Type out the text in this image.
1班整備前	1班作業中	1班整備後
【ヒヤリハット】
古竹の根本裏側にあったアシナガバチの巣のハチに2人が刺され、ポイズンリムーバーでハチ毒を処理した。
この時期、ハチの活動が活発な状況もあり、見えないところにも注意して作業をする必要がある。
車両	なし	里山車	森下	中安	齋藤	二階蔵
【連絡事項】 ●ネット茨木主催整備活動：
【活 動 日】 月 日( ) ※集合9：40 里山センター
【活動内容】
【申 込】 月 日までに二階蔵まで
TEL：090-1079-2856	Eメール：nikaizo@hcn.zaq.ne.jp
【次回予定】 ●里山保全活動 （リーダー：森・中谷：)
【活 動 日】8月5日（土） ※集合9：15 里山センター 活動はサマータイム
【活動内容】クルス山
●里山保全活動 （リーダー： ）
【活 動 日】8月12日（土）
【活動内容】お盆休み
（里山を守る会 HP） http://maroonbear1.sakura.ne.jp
----------
◆ WORK INSTRUCTIONS ◆
Say how many lines in the records hold "里山センター", with the number as the whole reply.

◆ WRITTEN SOLUTION ◆
2